[Data entries]
## START
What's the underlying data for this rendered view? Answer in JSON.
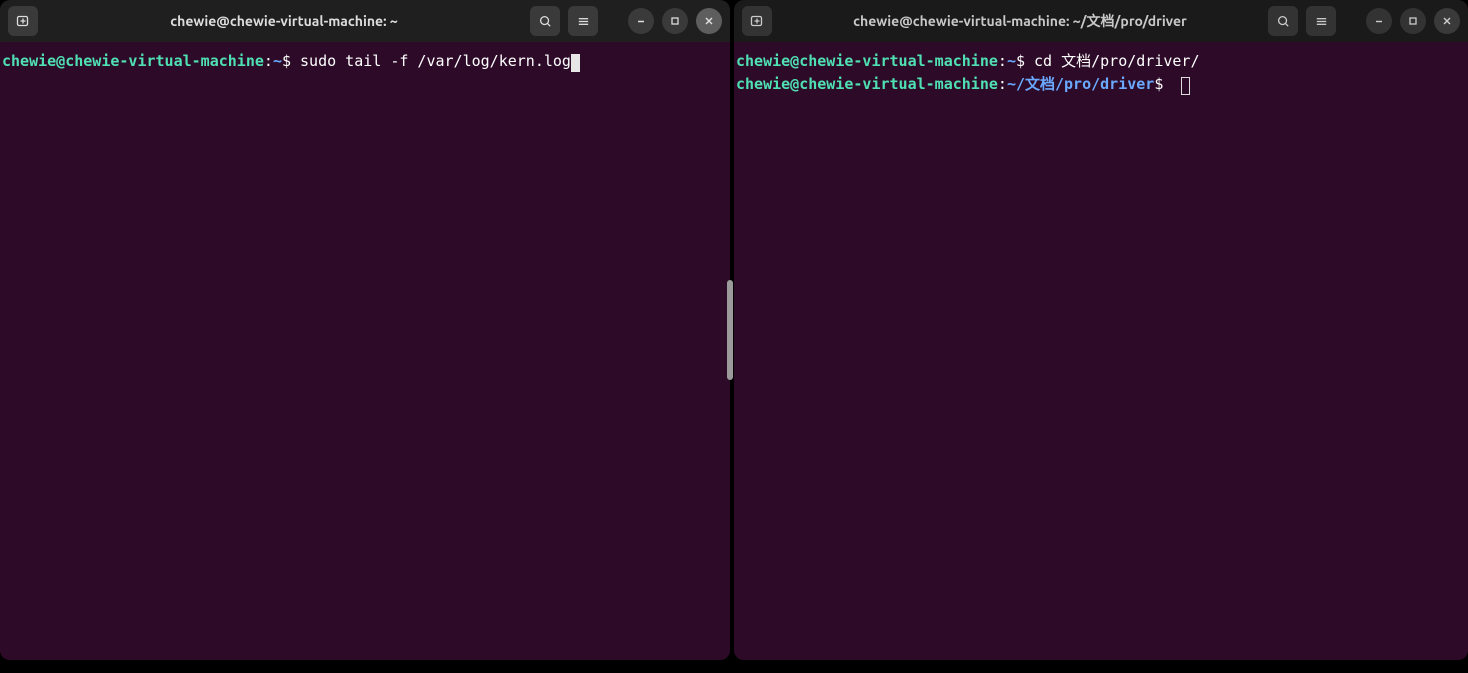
{
  "left": {
    "title": "chewie@chewie-virtual-machine: ~",
    "lines": [
      {
        "userhost": "chewie@chewie-virtual-machine",
        "path": "~",
        "prompt": "$",
        "cmd": "sudo tail -f /var/log/kern.log",
        "cursor": "block"
      }
    ]
  },
  "right": {
    "title": "chewie@chewie-virtual-machine: ~/文档/pro/driver",
    "lines": [
      {
        "userhost": "chewie@chewie-virtual-machine",
        "path": "~",
        "prompt": "$",
        "cmd": "cd 文档/pro/driver/",
        "cursor": "none"
      },
      {
        "userhost": "chewie@chewie-virtual-machine",
        "path": "~/文档/pro/driver",
        "prompt": "$",
        "cmd": "",
        "cursor": "outline"
      }
    ]
  },
  "icons": {
    "newtab": "new-tab-icon",
    "search": "search-icon",
    "menu": "hamburger-menu-icon",
    "min": "minimize-icon",
    "max": "maximize-icon",
    "close": "close-icon"
  }
}
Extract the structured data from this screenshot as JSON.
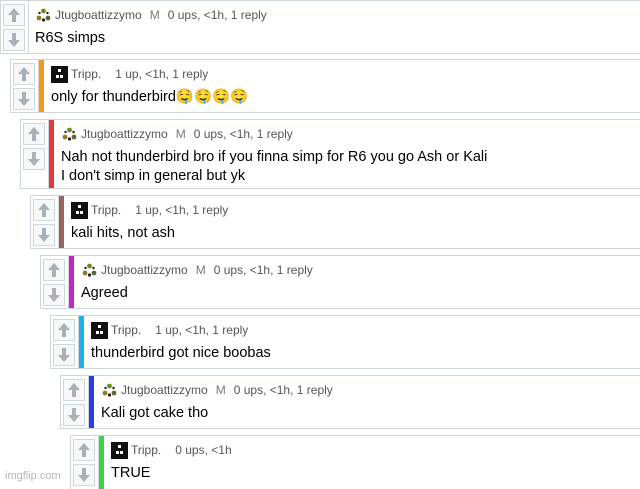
{
  "comments": [
    {
      "username": "Jtugboattizzymo",
      "avatar": "leaf-cluster-avatar",
      "badge": "M",
      "stats": "0 ups, <1h, 1 reply",
      "text": "R6S simps",
      "bar_color": ""
    },
    {
      "username": "Tripp.",
      "avatar": "black-pixel-avatar",
      "badge": "",
      "stats": "1 up, <1h, 1 reply",
      "text": "only for thunderbird🤤🤤🤤🤤",
      "bar_color": "#f39a1e"
    },
    {
      "username": "Jtugboattizzymo",
      "avatar": "leaf-cluster-avatar",
      "badge": "M",
      "stats": "0 ups, <1h, 1 reply",
      "text": "Nah not thunderbird bro if you finna simp for R6 you go Ash or Kali\nI don't simp in general but yk",
      "bar_color": "#e03a3a"
    },
    {
      "username": "Tripp.",
      "avatar": "black-pixel-avatar",
      "badge": "",
      "stats": "1 up, <1h, 1 reply",
      "text": "kali hits, not ash",
      "bar_color": "#9a6362"
    },
    {
      "username": "Jtugboattizzymo",
      "avatar": "leaf-cluster-avatar",
      "badge": "M",
      "stats": "0 ups, <1h, 1 reply",
      "text": "Agreed",
      "bar_color": "#c326c4"
    },
    {
      "username": "Tripp.",
      "avatar": "black-pixel-avatar",
      "badge": "",
      "stats": "1 up, <1h, 1 reply",
      "text": "thunderbird got nice boobas",
      "bar_color": "#1fb1e6"
    },
    {
      "username": "Jtugboattizzymo",
      "avatar": "leaf-cluster-avatar",
      "badge": "M",
      "stats": "0 ups, <1h, 1 reply",
      "text": "Kali got cake tho",
      "bar_color": "#2b3fe0"
    },
    {
      "username": "Tripp.",
      "avatar": "black-pixel-avatar",
      "badge": "",
      "stats": "0 ups, <1h",
      "text": "TRUE",
      "bar_color": "#33d944"
    }
  ],
  "watermark": "imgflip.com"
}
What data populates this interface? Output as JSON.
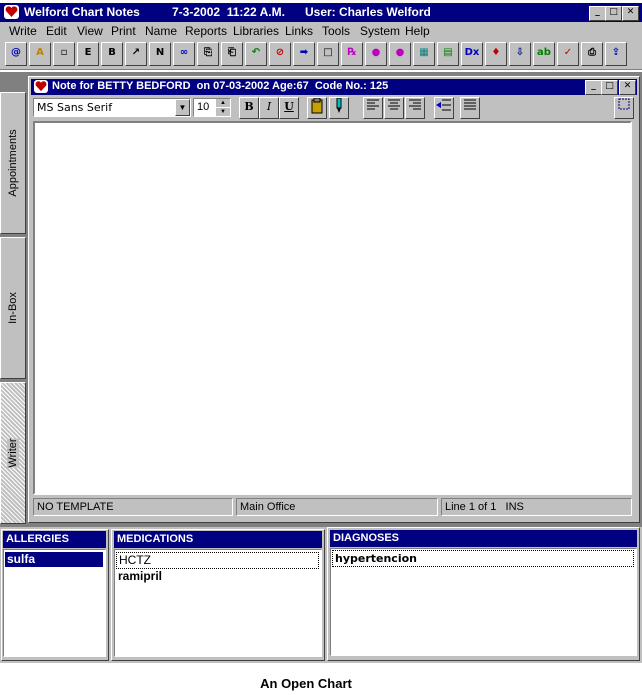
{
  "app": {
    "title": "Welford Chart Notes",
    "datetime": "7-3-2002  11:22 A.M.",
    "user": "User: Charles Welford"
  },
  "menu": [
    "Write",
    "Edit",
    "View",
    "Print",
    "Name",
    "Reports",
    "Libraries",
    "Links",
    "Tools",
    "System",
    "Help"
  ],
  "toolbar": {
    "icons": [
      {
        "name": "email-icon",
        "glyph": "@"
      },
      {
        "name": "font-icon",
        "glyph": "A"
      },
      {
        "name": "small-box-icon",
        "glyph": "▫"
      },
      {
        "name": "e-icon",
        "glyph": "E"
      },
      {
        "name": "b-icon",
        "glyph": "B"
      },
      {
        "name": "chart-icon",
        "glyph": "↗"
      },
      {
        "name": "n-icon",
        "glyph": "N"
      },
      {
        "name": "link-icon",
        "glyph": "∞"
      },
      {
        "name": "copy-icon",
        "glyph": "⎘"
      },
      {
        "name": "paste-icon",
        "glyph": "⎗"
      },
      {
        "name": "undo-icon",
        "glyph": "↶"
      },
      {
        "name": "no-entry-icon",
        "glyph": "⊘"
      },
      {
        "name": "import-icon",
        "glyph": "➡"
      },
      {
        "name": "blank-page-icon",
        "glyph": "□"
      },
      {
        "name": "rx-icon",
        "glyph": "℞"
      },
      {
        "name": "pill-icon",
        "glyph": "●"
      },
      {
        "name": "med-list-icon",
        "glyph": "●"
      },
      {
        "name": "calendar-icon",
        "glyph": "▦"
      },
      {
        "name": "document-add-icon",
        "glyph": "▤"
      },
      {
        "name": "dx-icon",
        "glyph": "Dx"
      },
      {
        "name": "lab-icon",
        "glyph": "♦"
      },
      {
        "name": "download-icon",
        "glyph": "⇩"
      },
      {
        "name": "ab-icon",
        "glyph": "ab"
      },
      {
        "name": "spellcheck-icon",
        "glyph": "✓"
      },
      {
        "name": "print-icon",
        "glyph": "⎙"
      },
      {
        "name": "export-icon",
        "glyph": "⇪"
      }
    ]
  },
  "note_window": {
    "title": "Note for BETTY BEDFORD  on 07-03-2002 Age:67  Code No.: 125",
    "font_name": "MS Sans Serif",
    "font_size": "10",
    "bold_label": "B",
    "italic_label": "I",
    "underline_label": "U",
    "status": {
      "template": "NO TEMPLATE",
      "location": "Main Office",
      "position": "Line 1 of 1   INS"
    }
  },
  "side_tabs": [
    "Appointments",
    "In-Box",
    "Writer"
  ],
  "allergies": {
    "title": "ALLERGIES",
    "items": [
      "sulfa"
    ]
  },
  "medications": {
    "title": "MEDICATIONS",
    "items": [
      "HCTZ",
      "ramipril"
    ]
  },
  "diagnoses": {
    "title": "DIAGNOSES",
    "items": [
      "hypertencion"
    ]
  },
  "caption": "An Open Chart"
}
## END
**Set task**
Each record above should come back exactly the same, only without its pictures.

**Solution**
What's the underlying data for this rendered view? Answer in JSON.
{
  "left": {
    "title": "chewie@chewie-virtual-machine: ~",
    "lines": [
      {
        "userhost": "chewie@chewie-virtual-machine",
        "path": "~",
        "prompt": "$",
        "cmd": "sudo tail -f /var/log/kern.log",
        "cursor": "block"
      }
    ]
  },
  "right": {
    "title": "chewie@chewie-virtual-machine: ~/文档/pro/driver",
    "lines": [
      {
        "userhost": "chewie@chewie-virtual-machine",
        "path": "~",
        "prompt": "$",
        "cmd": "cd 文档/pro/driver/",
        "cursor": "none"
      },
      {
        "userhost": "chewie@chewie-virtual-machine",
        "path": "~/文档/pro/driver",
        "prompt": "$",
        "cmd": "",
        "cursor": "outline"
      }
    ]
  },
  "icons": {
    "newtab": "new-tab-icon",
    "search": "search-icon",
    "menu": "hamburger-menu-icon",
    "min": "minimize-icon",
    "max": "maximize-icon",
    "close": "close-icon"
  }
}
Extract the structured data from this screenshot as JSON.
{
  "comments": [
    {
      "username": "Jtugboattizzymo",
      "avatar": "leaf-cluster-avatar",
      "badge": "M",
      "stats": "0 ups, <1h, 1 reply",
      "text": "R6S simps",
      "bar_color": ""
    },
    {
      "username": "Tripp.",
      "avatar": "black-pixel-avatar",
      "badge": "",
      "stats": "1 up, <1h, 1 reply",
      "text": "only for thunderbird🤤🤤🤤🤤",
      "bar_color": "#f39a1e"
    },
    {
      "username": "Jtugboattizzymo",
      "avatar": "leaf-cluster-avatar",
      "badge": "M",
      "stats": "0 ups, <1h, 1 reply",
      "text": "Nah not thunderbird bro if you finna simp for R6 you go Ash or Kali\nI don't simp in general but yk",
      "bar_color": "#e03a3a"
    },
    {
      "username": "Tripp.",
      "avatar": "black-pixel-avatar",
      "badge": "",
      "stats": "1 up, <1h, 1 reply",
      "text": "kali hits, not ash",
      "bar_color": "#9a6362"
    },
    {
      "username": "Jtugboattizzymo",
      "avatar": "leaf-cluster-avatar",
      "badge": "M",
      "stats": "0 ups, <1h, 1 reply",
      "text": "Agreed",
      "bar_color": "#c326c4"
    },
    {
      "username": "Tripp.",
      "avatar": "black-pixel-avatar",
      "badge": "",
      "stats": "1 up, <1h, 1 reply",
      "text": "thunderbird got nice boobas",
      "bar_color": "#1fb1e6"
    },
    {
      "username": "Jtugboattizzymo",
      "avatar": "leaf-cluster-avatar",
      "badge": "M",
      "stats": "0 ups, <1h, 1 reply",
      "text": "Kali got cake tho",
      "bar_color": "#2b3fe0"
    },
    {
      "username": "Tripp.",
      "avatar": "black-pixel-avatar",
      "badge": "",
      "stats": "0 ups, <1h",
      "text": "TRUE",
      "bar_color": "#33d944"
    }
  ],
  "watermark": "imgflip.com"
}
What data populates this interface? Output as JSON.
{
  "app": {
    "title": "Welford Chart Notes",
    "datetime": "7-3-2002  11:22 A.M.",
    "user": "User: Charles Welford"
  },
  "menu": [
    "Write",
    "Edit",
    "View",
    "Print",
    "Name",
    "Reports",
    "Libraries",
    "Links",
    "Tools",
    "System",
    "Help"
  ],
  "toolbar": {
    "icons": [
      {
        "name": "email-icon",
        "glyph": "@"
      },
      {
        "name": "font-icon",
        "glyph": "A"
      },
      {
        "name": "small-box-icon",
        "glyph": "▫"
      },
      {
        "name": "e-icon",
        "glyph": "E"
      },
      {
        "name": "b-icon",
        "glyph": "B"
      },
      {
        "name": "chart-icon",
        "glyph": "↗"
      },
      {
        "name": "n-icon",
        "glyph": "N"
      },
      {
        "name": "link-icon",
        "glyph": "∞"
      },
      {
        "name": "copy-icon",
        "glyph": "⎘"
      },
      {
        "name": "paste-icon",
        "glyph": "⎗"
      },
      {
        "name": "undo-icon",
        "glyph": "↶"
      },
      {
        "name": "no-entry-icon",
        "glyph": "⊘"
      },
      {
        "name": "import-icon",
        "glyph": "➡"
      },
      {
        "name": "blank-page-icon",
        "glyph": "□"
      },
      {
        "name": "rx-icon",
        "glyph": "℞"
      },
      {
        "name": "pill-icon",
        "glyph": "●"
      },
      {
        "name": "med-list-icon",
        "glyph": "●"
      },
      {
        "name": "calendar-icon",
        "glyph": "▦"
      },
      {
        "name": "document-add-icon",
        "glyph": "▤"
      },
      {
        "name": "dx-icon",
        "glyph": "Dx"
      },
      {
        "name": "lab-icon",
        "glyph": "♦"
      },
      {
        "name": "download-icon",
        "glyph": "⇩"
      },
      {
        "name": "ab-icon",
        "glyph": "ab"
      },
      {
        "name": "spellcheck-icon",
        "glyph": "✓"
      },
      {
        "name": "print-icon",
        "glyph": "⎙"
      },
      {
        "name": "export-icon",
        "glyph": "⇪"
      }
    ]
  },
  "note_window": {
    "title": "Note for BETTY BEDFORD  on 07-03-2002 Age:67  Code No.: 125",
    "font_name": "MS Sans Serif",
    "font_size": "10",
    "bold_label": "B",
    "italic_label": "I",
    "underline_label": "U",
    "status": {
      "template": "NO TEMPLATE",
      "location": "Main Office",
      "position": "Line 1 of 1   INS"
    }
  },
  "side_tabs": [
    "Appointments",
    "In-Box",
    "Writer"
  ],
  "allergies": {
    "title": "ALLERGIES",
    "items": [
      "sulfa"
    ]
  },
  "medications": {
    "title": "MEDICATIONS",
    "items": [
      "HCTZ",
      "ramipril"
    ]
  },
  "diagnoses": {
    "title": "DIAGNOSES",
    "items": [
      "hypertencion"
    ]
  },
  "caption": "An Open Chart"
}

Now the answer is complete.